> **The records**

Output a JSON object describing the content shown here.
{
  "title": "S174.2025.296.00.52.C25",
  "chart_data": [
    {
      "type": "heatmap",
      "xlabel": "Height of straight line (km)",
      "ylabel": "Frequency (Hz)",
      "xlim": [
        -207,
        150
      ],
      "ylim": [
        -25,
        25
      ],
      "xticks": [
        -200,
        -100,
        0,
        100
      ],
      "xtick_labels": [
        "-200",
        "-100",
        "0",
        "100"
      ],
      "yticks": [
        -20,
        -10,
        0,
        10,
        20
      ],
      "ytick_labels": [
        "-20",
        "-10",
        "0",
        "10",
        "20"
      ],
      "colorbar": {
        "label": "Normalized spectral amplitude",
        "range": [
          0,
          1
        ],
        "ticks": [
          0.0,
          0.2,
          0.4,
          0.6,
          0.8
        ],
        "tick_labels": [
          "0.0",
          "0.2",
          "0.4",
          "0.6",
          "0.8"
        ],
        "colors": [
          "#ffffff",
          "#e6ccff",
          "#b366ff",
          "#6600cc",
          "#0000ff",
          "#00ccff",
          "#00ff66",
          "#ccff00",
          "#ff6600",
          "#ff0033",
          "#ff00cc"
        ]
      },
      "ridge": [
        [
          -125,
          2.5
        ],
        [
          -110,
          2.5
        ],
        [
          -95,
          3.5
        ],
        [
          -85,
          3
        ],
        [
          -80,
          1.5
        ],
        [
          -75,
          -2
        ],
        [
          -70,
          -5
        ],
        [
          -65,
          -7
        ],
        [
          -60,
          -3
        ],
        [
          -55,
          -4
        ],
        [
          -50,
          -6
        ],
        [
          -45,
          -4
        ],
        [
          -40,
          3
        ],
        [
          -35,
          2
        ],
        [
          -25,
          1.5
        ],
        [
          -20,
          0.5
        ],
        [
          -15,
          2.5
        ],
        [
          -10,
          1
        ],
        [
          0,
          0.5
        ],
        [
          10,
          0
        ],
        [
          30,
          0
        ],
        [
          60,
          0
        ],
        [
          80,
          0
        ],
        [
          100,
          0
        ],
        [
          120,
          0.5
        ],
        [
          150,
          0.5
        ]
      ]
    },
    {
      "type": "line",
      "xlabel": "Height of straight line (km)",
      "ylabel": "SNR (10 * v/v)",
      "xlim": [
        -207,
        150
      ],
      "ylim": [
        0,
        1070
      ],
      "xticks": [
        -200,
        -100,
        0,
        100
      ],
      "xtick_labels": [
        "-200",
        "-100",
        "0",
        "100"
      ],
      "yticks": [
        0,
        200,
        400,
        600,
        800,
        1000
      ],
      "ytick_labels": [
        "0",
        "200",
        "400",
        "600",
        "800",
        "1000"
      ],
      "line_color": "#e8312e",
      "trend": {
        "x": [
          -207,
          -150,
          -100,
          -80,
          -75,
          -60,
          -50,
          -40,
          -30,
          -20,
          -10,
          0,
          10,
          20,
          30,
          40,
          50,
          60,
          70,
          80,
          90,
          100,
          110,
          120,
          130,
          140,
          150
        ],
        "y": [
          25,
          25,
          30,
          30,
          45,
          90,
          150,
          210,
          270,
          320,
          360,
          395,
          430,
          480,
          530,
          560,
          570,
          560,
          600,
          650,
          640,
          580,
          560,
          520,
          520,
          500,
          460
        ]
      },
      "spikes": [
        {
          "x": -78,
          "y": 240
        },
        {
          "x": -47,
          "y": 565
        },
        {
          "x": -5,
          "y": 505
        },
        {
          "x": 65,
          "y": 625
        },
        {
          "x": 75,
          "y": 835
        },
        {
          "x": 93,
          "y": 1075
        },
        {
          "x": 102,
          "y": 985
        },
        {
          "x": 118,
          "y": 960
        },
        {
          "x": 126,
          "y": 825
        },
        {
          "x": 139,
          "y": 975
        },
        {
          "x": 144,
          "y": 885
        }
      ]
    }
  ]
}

> **What the exercise asks**
Restate the records, all of them, precisely as written.

> **Answer below**
Output a JSON object describing the content shown here.
{
  "title": "S174.2025.296.00.52.C25",
  "chart_data": [
    {
      "type": "heatmap",
      "xlabel": "Height of straight line (km)",
      "ylabel": "Frequency (Hz)",
      "xlim": [
        -207,
        150
      ],
      "ylim": [
        -25,
        25
      ],
      "xticks": [
        -200,
        -100,
        0,
        100
      ],
      "xtick_labels": [
        "-200",
        "-100",
        "0",
        "100"
      ],
      "yticks": [
        -20,
        -10,
        0,
        10,
        20
      ],
      "ytick_labels": [
        "-20",
        "-10",
        "0",
        "10",
        "20"
      ],
      "colorbar": {
        "label": "Normalized spectral amplitude",
        "range": [
          0,
          1
        ],
        "ticks": [
          0.0,
          0.2,
          0.4,
          0.6,
          0.8
        ],
        "tick_labels": [
          "0.0",
          "0.2",
          "0.4",
          "0.6",
          "0.8"
        ],
        "colors": [
          "#ffffff",
          "#e6ccff",
          "#b366ff",
          "#6600cc",
          "#0000ff",
          "#00ccff",
          "#00ff66",
          "#ccff00",
          "#ff6600",
          "#ff0033",
          "#ff00cc"
        ]
      },
      "ridge": [
        [
          -125,
          2.5
        ],
        [
          -110,
          2.5
        ],
        [
          -95,
          3.5
        ],
        [
          -85,
          3
        ],
        [
          -80,
          1.5
        ],
        [
          -75,
          -2
        ],
        [
          -70,
          -5
        ],
        [
          -65,
          -7
        ],
        [
          -60,
          -3
        ],
        [
          -55,
          -4
        ],
        [
          -50,
          -6
        ],
        [
          -45,
          -4
        ],
        [
          -40,
          3
        ],
        [
          -35,
          2
        ],
        [
          -25,
          1.5
        ],
        [
          -20,
          0.5
        ],
        [
          -15,
          2.5
        ],
        [
          -10,
          1
        ],
        [
          0,
          0.5
        ],
        [
          10,
          0
        ],
        [
          30,
          0
        ],
        [
          60,
          0
        ],
        [
          80,
          0
        ],
        [
          100,
          0
        ],
        [
          120,
          0.5
        ],
        [
          150,
          0.5
        ]
      ]
    },
    {
      "type": "line",
      "xlabel": "Height of straight line (km)",
      "ylabel": "SNR (10 * v/v)",
      "xlim": [
        -207,
        150
      ],
      "ylim": [
        0,
        1070
      ],
      "xticks": [
        -200,
        -100,
        0,
        100
      ],
      "xtick_labels": [
        "-200",
        "-100",
        "0",
        "100"
      ],
      "yticks": [
        0,
        200,
        400,
        600,
        800,
        1000
      ],
      "ytick_labels": [
        "0",
        "200",
        "400",
        "600",
        "800",
        "1000"
      ],
      "line_color": "#e8312e",
      "trend": {
        "x": [
          -207,
          -150,
          -100,
          -80,
          -75,
          -60,
          -50,
          -40,
          -30,
          -20,
          -10,
          0,
          10,
          20,
          30,
          40,
          50,
          60,
          70,
          80,
          90,
          100,
          110,
          120,
          130,
          140,
          150
        ],
        "y": [
          25,
          25,
          30,
          30,
          45,
          90,
          150,
          210,
          270,
          320,
          360,
          395,
          430,
          480,
          530,
          560,
          570,
          560,
          600,
          650,
          640,
          580,
          560,
          520,
          520,
          500,
          460
        ]
      },
      "spikes": [
        {
          "x": -78,
          "y": 240
        },
        {
          "x": -47,
          "y": 565
        },
        {
          "x": -5,
          "y": 505
        },
        {
          "x": 65,
          "y": 625
        },
        {
          "x": 75,
          "y": 835
        },
        {
          "x": 93,
          "y": 1075
        },
        {
          "x": 102,
          "y": 985
        },
        {
          "x": 118,
          "y": 960
        },
        {
          "x": 126,
          "y": 825
        },
        {
          "x": 139,
          "y": 975
        },
        {
          "x": 144,
          "y": 885
        }
      ]
    }
  ]
}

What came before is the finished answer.